**WHAT YOU ARE ASKED TO DO**
Find the string "SRMTID" in the records. Copy every line it appears in.

Figure data in JSON:
++++++++++

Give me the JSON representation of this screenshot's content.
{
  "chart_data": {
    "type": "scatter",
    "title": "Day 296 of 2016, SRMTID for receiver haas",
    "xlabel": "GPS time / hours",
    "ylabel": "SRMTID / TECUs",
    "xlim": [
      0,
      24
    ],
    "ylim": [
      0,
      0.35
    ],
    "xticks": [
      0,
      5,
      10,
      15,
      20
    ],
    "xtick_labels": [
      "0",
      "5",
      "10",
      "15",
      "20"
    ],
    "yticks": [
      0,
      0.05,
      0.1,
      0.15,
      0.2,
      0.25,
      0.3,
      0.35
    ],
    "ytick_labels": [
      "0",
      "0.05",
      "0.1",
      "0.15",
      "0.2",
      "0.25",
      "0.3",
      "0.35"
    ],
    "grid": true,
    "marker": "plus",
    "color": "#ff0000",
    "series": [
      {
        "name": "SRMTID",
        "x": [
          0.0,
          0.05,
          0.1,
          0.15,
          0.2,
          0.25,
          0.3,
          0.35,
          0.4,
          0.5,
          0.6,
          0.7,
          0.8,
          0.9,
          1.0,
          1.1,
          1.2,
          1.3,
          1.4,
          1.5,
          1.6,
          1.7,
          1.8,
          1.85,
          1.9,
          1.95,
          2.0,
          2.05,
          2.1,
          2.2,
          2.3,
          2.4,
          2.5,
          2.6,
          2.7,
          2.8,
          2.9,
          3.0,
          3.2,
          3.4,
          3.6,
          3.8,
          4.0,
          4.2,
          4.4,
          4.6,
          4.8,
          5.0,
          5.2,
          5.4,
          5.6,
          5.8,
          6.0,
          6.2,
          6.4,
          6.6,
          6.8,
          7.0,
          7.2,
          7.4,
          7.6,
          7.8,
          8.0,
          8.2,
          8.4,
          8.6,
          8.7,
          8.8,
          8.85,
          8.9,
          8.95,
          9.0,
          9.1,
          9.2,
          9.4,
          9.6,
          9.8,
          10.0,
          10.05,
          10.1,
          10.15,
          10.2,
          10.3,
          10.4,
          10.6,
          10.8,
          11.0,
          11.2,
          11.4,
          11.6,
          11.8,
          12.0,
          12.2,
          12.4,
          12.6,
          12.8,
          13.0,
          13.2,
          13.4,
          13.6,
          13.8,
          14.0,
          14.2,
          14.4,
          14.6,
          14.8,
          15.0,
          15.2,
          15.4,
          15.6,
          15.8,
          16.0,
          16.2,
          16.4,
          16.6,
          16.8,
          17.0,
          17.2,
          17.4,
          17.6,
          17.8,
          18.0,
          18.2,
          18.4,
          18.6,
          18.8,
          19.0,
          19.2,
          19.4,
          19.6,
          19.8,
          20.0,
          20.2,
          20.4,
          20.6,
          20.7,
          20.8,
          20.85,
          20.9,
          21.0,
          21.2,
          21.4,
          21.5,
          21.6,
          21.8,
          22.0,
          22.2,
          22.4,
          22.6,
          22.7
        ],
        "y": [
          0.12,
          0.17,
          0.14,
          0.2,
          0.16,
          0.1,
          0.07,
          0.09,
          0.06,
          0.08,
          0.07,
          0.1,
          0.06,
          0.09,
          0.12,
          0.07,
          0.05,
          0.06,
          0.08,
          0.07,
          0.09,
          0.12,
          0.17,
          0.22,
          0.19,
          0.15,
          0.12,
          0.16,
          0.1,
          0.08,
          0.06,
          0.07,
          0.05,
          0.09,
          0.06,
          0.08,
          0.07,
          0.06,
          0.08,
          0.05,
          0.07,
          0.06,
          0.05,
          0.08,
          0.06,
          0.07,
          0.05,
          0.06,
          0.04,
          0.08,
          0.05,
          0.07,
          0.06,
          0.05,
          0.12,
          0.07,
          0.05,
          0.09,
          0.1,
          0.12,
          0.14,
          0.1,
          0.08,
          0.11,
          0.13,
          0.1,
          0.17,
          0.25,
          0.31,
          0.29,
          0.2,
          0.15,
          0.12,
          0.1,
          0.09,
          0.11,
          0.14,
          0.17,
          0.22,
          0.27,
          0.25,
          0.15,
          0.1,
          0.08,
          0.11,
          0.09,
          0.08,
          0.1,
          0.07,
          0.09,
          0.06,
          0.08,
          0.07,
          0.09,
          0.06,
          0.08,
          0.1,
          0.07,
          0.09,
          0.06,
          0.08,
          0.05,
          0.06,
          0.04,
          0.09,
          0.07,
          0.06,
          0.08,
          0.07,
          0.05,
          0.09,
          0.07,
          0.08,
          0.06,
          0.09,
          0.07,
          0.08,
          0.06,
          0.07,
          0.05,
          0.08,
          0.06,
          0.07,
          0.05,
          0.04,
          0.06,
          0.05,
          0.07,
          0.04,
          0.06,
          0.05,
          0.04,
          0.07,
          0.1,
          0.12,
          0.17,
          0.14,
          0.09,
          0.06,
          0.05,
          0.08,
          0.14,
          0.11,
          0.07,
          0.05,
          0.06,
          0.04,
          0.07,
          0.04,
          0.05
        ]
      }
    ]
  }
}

++++++++++

**ANSWER TO THIS EXERCISE**
    "title": "Day 296 of 2016, SRMTID for receiver haas",
    "ylabel": "SRMTID / TECUs",
        "name": "SRMTID",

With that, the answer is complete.